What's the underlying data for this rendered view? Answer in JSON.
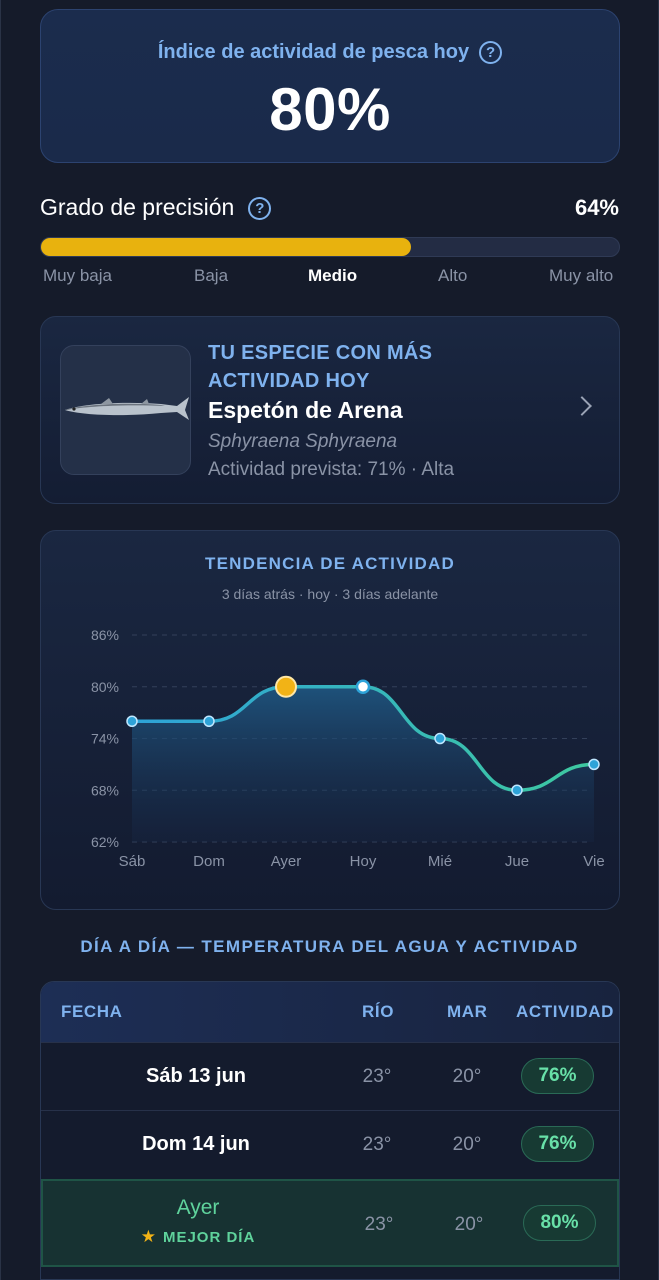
{
  "hero": {
    "title": "Índice de actividad de pesca hoy",
    "value": "80%"
  },
  "precision": {
    "title": "Grado de precisión",
    "value": "64%",
    "fill_fraction": 0.64,
    "scale": [
      "Muy baja",
      "Baja",
      "Medio",
      "Alto",
      "Muy alto"
    ],
    "active": "Medio"
  },
  "species": {
    "kicker_line1": "TU ESPECIE CON MÁS",
    "kicker_line2": "ACTIVIDAD HOY",
    "name": "Espetón de Arena",
    "latin": "Sphyraena Sphyraena",
    "activity": "Actividad prevista: 71% · Alta"
  },
  "trend": {
    "title": "TENDENCIA DE ACTIVIDAD",
    "subtitle": "3 días atrás · hoy · 3 días adelante"
  },
  "chart_data": {
    "type": "line",
    "title": "TENDENCIA DE ACTIVIDAD",
    "subtitle": "3 días atrás · hoy · 3 días adelante",
    "categories": [
      "Sáb",
      "Dom",
      "Ayer",
      "Hoy",
      "Mié",
      "Jue",
      "Vie"
    ],
    "values": [
      76,
      76,
      80,
      80,
      74,
      68,
      71
    ],
    "ylim": [
      62,
      86
    ],
    "yticks": [
      "86%",
      "80%",
      "74%",
      "68%",
      "62%"
    ],
    "ytick_values": [
      86,
      80,
      74,
      68,
      62
    ],
    "highlight": "Ayer",
    "grid": true
  },
  "days": {
    "heading": "DÍA A DÍA — TEMPERATURA DEL AGUA Y ACTIVIDAD",
    "headers": {
      "date": "FECHA",
      "river": "RÍO",
      "sea": "MAR",
      "activity": "ACTIVIDAD"
    },
    "rows": [
      {
        "date": "Sáb 13 jun",
        "river": "23°",
        "sea": "20°",
        "activity": "76%"
      },
      {
        "date": "Dom 14 jun",
        "river": "23°",
        "sea": "20°",
        "activity": "76%"
      },
      {
        "date": "Ayer",
        "river": "23°",
        "sea": "20°",
        "activity": "80%",
        "tag": "MEJOR DÍA"
      }
    ]
  },
  "colors": {
    "accent": "#7fb2ee",
    "bar": "#e8b20e",
    "line_start": "#2ea3d8",
    "line_end": "#3ec9a0",
    "best": "#5fd39c"
  }
}
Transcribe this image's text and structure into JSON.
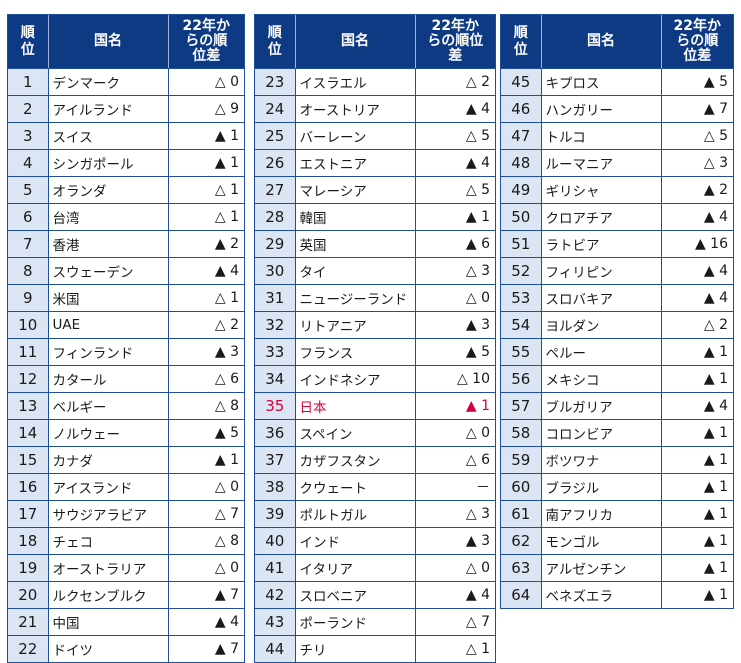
{
  "header": {
    "rank": "順位",
    "country": "国名",
    "diff": "22年からの順位差"
  },
  "panels": [
    [
      {
        "rank": "1",
        "country": "デンマーク",
        "diff": "△ 0"
      },
      {
        "rank": "2",
        "country": "アイルランド",
        "diff": "△ 9"
      },
      {
        "rank": "3",
        "country": "スイス",
        "diff": "▲ 1"
      },
      {
        "rank": "4",
        "country": "シンガポール",
        "diff": "▲ 1"
      },
      {
        "rank": "5",
        "country": "オランダ",
        "diff": "△ 1"
      },
      {
        "rank": "6",
        "country": "台湾",
        "diff": "△ 1"
      },
      {
        "rank": "7",
        "country": "香港",
        "diff": "▲ 2"
      },
      {
        "rank": "8",
        "country": "スウェーデン",
        "diff": "▲ 4"
      },
      {
        "rank": "9",
        "country": "米国",
        "diff": "△ 1"
      },
      {
        "rank": "10",
        "country": "UAE",
        "diff": "△ 2"
      },
      {
        "rank": "11",
        "country": "フィンランド",
        "diff": "▲ 3"
      },
      {
        "rank": "12",
        "country": "カタール",
        "diff": "△ 6"
      },
      {
        "rank": "13",
        "country": "ベルギー",
        "diff": "△ 8"
      },
      {
        "rank": "14",
        "country": "ノルウェー",
        "diff": "▲ 5"
      },
      {
        "rank": "15",
        "country": "カナダ",
        "diff": "▲ 1"
      },
      {
        "rank": "16",
        "country": "アイスランド",
        "diff": "△ 0"
      },
      {
        "rank": "17",
        "country": "サウジアラビア",
        "diff": "△ 7"
      },
      {
        "rank": "18",
        "country": "チェコ",
        "diff": "△ 8"
      },
      {
        "rank": "19",
        "country": "オーストラリア",
        "diff": "△ 0"
      },
      {
        "rank": "20",
        "country": "ルクセンブルク",
        "diff": "▲ 7"
      },
      {
        "rank": "21",
        "country": "中国",
        "diff": "▲ 4"
      },
      {
        "rank": "22",
        "country": "ドイツ",
        "diff": "▲ 7"
      }
    ],
    [
      {
        "rank": "23",
        "country": "イスラエル",
        "diff": "△ 2"
      },
      {
        "rank": "24",
        "country": "オーストリア",
        "diff": "▲ 4"
      },
      {
        "rank": "25",
        "country": "バーレーン",
        "diff": "△ 5"
      },
      {
        "rank": "26",
        "country": "エストニア",
        "diff": "▲ 4"
      },
      {
        "rank": "27",
        "country": "マレーシア",
        "diff": "△ 5"
      },
      {
        "rank": "28",
        "country": "韓国",
        "diff": "▲ 1"
      },
      {
        "rank": "29",
        "country": "英国",
        "diff": "▲ 6"
      },
      {
        "rank": "30",
        "country": "タイ",
        "diff": "△ 3"
      },
      {
        "rank": "31",
        "country": "ニュージーランド",
        "diff": "△ 0"
      },
      {
        "rank": "32",
        "country": "リトアニア",
        "diff": "▲ 3"
      },
      {
        "rank": "33",
        "country": "フランス",
        "diff": "▲ 5"
      },
      {
        "rank": "34",
        "country": "インドネシア",
        "diff": "△ 10"
      },
      {
        "rank": "35",
        "country": "日本",
        "diff": "▲ 1",
        "highlight": true
      },
      {
        "rank": "36",
        "country": "スペイン",
        "diff": "△ 0"
      },
      {
        "rank": "37",
        "country": "カザフスタン",
        "diff": "△ 6"
      },
      {
        "rank": "38",
        "country": "クウェート",
        "diff": "－"
      },
      {
        "rank": "39",
        "country": "ポルトガル",
        "diff": "△ 3"
      },
      {
        "rank": "40",
        "country": "インド",
        "diff": "▲ 3"
      },
      {
        "rank": "41",
        "country": "イタリア",
        "diff": "△ 0"
      },
      {
        "rank": "42",
        "country": "スロベニア",
        "diff": "▲ 4"
      },
      {
        "rank": "43",
        "country": "ポーランド",
        "diff": "△ 7"
      },
      {
        "rank": "44",
        "country": "チリ",
        "diff": "△ 1"
      }
    ],
    [
      {
        "rank": "45",
        "country": "キプロス",
        "diff": "▲ 5"
      },
      {
        "rank": "46",
        "country": "ハンガリー",
        "diff": "▲ 7"
      },
      {
        "rank": "47",
        "country": "トルコ",
        "diff": "△ 5"
      },
      {
        "rank": "48",
        "country": "ルーマニア",
        "diff": "△ 3"
      },
      {
        "rank": "49",
        "country": "ギリシャ",
        "diff": "▲ 2"
      },
      {
        "rank": "50",
        "country": "クロアチア",
        "diff": "▲ 4"
      },
      {
        "rank": "51",
        "country": "ラトビア",
        "diff": "▲ 16"
      },
      {
        "rank": "52",
        "country": "フィリピン",
        "diff": "▲ 4"
      },
      {
        "rank": "53",
        "country": "スロバキア",
        "diff": "▲ 4"
      },
      {
        "rank": "54",
        "country": "ヨルダン",
        "diff": "△ 2"
      },
      {
        "rank": "55",
        "country": "ペルー",
        "diff": "▲ 1"
      },
      {
        "rank": "56",
        "country": "メキシコ",
        "diff": "▲ 1"
      },
      {
        "rank": "57",
        "country": "ブルガリア",
        "diff": "▲ 4"
      },
      {
        "rank": "58",
        "country": "コロンビア",
        "diff": "▲ 1"
      },
      {
        "rank": "59",
        "country": "ボツワナ",
        "diff": "▲ 1"
      },
      {
        "rank": "60",
        "country": "ブラジル",
        "diff": "▲ 1"
      },
      {
        "rank": "61",
        "country": "南アフリカ",
        "diff": "▲ 1"
      },
      {
        "rank": "62",
        "country": "モンゴル",
        "diff": "▲ 1"
      },
      {
        "rank": "63",
        "country": "アルゼンチン",
        "diff": "▲ 1"
      },
      {
        "rank": "64",
        "country": "ベネズエラ",
        "diff": "▲ 1"
      }
    ]
  ]
}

———

Search the data for "adelante". Copy every matching line.

    "subtitle": "3 días atrás · hoy · 3 días adelante"
    "subtitle": "3 días atrás · hoy · 3 días adelante",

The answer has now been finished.